Element location listings:
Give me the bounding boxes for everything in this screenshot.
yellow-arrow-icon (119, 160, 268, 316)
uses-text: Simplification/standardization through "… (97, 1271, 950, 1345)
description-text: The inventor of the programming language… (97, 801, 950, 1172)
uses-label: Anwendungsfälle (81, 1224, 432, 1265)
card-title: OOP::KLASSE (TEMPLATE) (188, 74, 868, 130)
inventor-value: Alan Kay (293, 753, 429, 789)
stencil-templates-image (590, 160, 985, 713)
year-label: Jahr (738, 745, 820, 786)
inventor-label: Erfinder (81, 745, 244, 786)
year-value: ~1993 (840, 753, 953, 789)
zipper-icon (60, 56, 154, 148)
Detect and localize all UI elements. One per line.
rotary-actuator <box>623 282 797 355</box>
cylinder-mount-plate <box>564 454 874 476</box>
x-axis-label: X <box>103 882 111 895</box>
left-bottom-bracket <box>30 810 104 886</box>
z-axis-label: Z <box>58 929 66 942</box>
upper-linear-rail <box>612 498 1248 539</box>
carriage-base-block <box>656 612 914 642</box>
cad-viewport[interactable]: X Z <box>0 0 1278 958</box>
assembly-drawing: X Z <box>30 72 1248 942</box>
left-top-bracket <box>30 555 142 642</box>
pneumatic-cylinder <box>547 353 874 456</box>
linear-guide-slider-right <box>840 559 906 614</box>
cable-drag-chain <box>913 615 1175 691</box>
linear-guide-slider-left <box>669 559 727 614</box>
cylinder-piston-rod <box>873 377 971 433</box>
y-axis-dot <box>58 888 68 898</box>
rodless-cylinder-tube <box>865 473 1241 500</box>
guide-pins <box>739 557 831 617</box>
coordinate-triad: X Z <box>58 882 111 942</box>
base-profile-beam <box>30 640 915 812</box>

What is asked: Reproduce every line of the records above verbatim, in the same order.

Solved exercise:
Give me the bounding boxes for everything in this screenshot.
yellow-arrow-icon (119, 160, 268, 316)
uses-text: Simplification/standardization through "… (97, 1271, 950, 1345)
description-text: The inventor of the programming language… (97, 801, 950, 1172)
uses-label: Anwendungsfälle (81, 1224, 432, 1265)
card-title: OOP::KLASSE (TEMPLATE) (188, 74, 868, 130)
inventor-value: Alan Kay (293, 753, 429, 789)
stencil-templates-image (590, 160, 985, 713)
year-label: Jahr (738, 745, 820, 786)
inventor-label: Erfinder (81, 745, 244, 786)
year-value: ~1993 (840, 753, 953, 789)
zipper-icon (60, 56, 154, 148)
Detect and localize all UI elements. One per line.
rotary-actuator <box>623 282 797 355</box>
cylinder-mount-plate <box>564 454 874 476</box>
x-axis-label: X <box>103 882 111 895</box>
left-bottom-bracket <box>30 810 104 886</box>
z-axis-label: Z <box>58 929 66 942</box>
upper-linear-rail <box>612 498 1248 539</box>
carriage-base-block <box>656 612 914 642</box>
cad-viewport[interactable]: X Z <box>0 0 1278 958</box>
assembly-drawing: X Z <box>30 72 1248 942</box>
left-top-bracket <box>30 555 142 642</box>
pneumatic-cylinder <box>547 353 874 456</box>
linear-guide-slider-right <box>840 559 906 614</box>
cable-drag-chain <box>913 615 1175 691</box>
linear-guide-slider-left <box>669 559 727 614</box>
cylinder-piston-rod <box>873 377 971 433</box>
y-axis-dot <box>58 888 68 898</box>
rodless-cylinder-tube <box>865 473 1241 500</box>
guide-pins <box>739 557 831 617</box>
coordinate-triad: X Z <box>58 882 111 942</box>
base-profile-beam <box>30 640 915 812</box>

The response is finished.